What is expected. Below are some records. Pull every line that contains the word "beuer".

Exercise inputs.

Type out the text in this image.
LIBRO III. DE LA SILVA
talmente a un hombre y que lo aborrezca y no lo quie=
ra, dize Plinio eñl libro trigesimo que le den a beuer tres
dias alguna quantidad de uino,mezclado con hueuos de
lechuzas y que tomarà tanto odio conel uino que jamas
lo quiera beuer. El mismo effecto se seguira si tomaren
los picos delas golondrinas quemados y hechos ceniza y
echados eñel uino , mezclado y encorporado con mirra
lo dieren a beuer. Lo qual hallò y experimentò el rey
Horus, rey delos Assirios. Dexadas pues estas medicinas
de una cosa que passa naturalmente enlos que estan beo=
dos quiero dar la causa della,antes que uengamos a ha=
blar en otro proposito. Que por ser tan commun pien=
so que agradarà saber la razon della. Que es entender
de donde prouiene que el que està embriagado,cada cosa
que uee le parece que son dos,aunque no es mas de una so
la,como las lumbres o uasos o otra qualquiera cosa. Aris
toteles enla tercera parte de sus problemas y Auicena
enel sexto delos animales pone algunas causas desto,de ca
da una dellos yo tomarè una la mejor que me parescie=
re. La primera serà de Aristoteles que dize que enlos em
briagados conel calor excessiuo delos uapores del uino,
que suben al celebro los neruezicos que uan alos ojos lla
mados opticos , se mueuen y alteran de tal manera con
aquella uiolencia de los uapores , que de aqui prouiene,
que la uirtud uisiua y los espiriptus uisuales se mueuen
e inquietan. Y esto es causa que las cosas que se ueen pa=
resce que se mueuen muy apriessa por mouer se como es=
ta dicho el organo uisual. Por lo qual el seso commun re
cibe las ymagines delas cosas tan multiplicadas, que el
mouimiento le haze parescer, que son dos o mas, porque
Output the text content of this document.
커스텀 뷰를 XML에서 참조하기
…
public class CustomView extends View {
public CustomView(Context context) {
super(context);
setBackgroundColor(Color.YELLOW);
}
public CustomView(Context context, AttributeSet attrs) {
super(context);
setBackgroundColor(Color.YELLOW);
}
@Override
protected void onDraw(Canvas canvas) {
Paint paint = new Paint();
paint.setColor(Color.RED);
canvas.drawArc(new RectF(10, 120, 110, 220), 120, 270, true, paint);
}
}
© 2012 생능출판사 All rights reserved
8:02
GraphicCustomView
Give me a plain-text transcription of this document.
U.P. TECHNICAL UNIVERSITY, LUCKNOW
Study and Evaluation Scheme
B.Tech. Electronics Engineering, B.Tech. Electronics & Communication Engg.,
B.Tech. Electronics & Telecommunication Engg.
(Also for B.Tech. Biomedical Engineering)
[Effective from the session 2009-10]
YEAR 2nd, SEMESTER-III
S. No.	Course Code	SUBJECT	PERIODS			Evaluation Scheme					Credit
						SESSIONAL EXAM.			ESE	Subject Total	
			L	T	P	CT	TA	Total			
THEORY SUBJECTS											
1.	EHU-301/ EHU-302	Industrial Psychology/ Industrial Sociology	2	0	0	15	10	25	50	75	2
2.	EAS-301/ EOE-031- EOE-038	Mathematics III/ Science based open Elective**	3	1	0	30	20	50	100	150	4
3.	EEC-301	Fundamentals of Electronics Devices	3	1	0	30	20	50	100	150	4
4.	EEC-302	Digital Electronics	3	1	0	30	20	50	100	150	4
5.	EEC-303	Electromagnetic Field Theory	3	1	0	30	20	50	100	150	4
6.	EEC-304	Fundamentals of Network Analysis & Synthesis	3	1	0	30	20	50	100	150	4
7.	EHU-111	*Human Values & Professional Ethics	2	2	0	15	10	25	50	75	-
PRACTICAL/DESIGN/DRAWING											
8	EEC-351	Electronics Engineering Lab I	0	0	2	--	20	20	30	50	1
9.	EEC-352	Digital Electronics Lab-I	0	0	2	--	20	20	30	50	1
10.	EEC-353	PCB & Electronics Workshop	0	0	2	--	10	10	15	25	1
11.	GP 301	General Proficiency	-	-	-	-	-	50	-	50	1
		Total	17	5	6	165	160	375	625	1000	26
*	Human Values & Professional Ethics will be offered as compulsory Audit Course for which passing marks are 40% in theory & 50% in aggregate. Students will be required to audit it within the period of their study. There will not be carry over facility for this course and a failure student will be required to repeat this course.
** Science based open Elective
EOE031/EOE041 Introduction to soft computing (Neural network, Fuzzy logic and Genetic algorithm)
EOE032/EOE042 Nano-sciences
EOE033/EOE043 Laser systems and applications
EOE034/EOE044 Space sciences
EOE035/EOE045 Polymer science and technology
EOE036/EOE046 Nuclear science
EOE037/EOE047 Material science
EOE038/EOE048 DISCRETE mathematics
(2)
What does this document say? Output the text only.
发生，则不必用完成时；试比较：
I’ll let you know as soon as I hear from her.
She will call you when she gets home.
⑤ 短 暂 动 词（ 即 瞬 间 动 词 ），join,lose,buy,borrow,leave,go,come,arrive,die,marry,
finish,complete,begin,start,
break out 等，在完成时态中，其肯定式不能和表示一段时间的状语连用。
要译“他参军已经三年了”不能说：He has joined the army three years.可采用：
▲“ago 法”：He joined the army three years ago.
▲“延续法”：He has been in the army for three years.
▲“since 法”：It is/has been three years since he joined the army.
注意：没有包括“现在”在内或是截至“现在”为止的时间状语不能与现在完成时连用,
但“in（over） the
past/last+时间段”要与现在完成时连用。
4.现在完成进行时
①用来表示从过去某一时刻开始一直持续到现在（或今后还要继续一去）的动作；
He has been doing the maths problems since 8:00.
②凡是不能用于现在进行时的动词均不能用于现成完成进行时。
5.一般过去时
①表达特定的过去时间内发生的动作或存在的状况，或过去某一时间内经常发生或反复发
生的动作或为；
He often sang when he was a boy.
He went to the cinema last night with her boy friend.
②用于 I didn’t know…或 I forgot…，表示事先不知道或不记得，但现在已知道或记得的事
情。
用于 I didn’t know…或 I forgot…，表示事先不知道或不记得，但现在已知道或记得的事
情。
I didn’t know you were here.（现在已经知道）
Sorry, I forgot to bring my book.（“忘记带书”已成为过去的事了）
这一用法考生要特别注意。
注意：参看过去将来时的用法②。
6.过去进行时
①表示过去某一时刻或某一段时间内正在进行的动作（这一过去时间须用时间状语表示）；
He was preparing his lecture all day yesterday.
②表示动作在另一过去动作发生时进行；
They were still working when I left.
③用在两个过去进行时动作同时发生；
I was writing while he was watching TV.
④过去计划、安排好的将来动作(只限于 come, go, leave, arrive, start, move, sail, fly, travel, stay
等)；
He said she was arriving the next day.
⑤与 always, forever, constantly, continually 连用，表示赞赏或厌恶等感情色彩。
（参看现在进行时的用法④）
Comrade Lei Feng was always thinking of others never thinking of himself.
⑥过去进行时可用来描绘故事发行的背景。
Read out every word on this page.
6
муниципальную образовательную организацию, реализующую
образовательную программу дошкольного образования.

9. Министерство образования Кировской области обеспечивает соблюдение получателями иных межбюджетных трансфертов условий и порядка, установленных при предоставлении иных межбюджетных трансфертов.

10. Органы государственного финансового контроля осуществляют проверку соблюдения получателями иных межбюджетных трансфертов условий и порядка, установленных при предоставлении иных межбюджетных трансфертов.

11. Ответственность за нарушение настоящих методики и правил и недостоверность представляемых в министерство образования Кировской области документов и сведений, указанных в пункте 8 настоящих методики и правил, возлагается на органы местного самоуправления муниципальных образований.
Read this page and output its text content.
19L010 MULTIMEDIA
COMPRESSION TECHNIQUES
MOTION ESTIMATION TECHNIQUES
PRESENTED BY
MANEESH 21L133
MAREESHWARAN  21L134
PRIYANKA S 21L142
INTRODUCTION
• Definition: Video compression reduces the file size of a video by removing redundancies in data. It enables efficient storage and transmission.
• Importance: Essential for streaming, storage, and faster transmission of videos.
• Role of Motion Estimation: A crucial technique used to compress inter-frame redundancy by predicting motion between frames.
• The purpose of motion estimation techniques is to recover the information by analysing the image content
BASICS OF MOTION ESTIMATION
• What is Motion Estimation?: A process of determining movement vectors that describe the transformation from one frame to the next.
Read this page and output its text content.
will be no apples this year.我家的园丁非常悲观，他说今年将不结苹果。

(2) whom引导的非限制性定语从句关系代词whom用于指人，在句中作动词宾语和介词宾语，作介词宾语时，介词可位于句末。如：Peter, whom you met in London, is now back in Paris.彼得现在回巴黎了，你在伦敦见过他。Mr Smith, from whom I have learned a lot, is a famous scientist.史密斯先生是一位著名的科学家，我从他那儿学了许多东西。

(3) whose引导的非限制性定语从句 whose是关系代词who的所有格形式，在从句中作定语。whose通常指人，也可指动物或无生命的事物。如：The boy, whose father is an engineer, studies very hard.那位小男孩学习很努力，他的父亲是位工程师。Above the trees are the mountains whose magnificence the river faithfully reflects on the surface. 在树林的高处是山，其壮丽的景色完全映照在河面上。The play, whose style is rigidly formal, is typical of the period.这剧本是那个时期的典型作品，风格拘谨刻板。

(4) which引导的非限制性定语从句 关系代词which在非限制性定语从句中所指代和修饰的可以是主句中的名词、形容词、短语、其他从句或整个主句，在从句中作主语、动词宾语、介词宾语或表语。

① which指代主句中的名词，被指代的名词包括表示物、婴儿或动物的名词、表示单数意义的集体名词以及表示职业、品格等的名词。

Answer in full.
ra, dize Plinio eñl libro trigesimo que le den a beuer tres
lo quiera beuer. El mismo effecto se seguira si tomaren
lo dieren a beuer. Lo qual hallò y experimentò el rey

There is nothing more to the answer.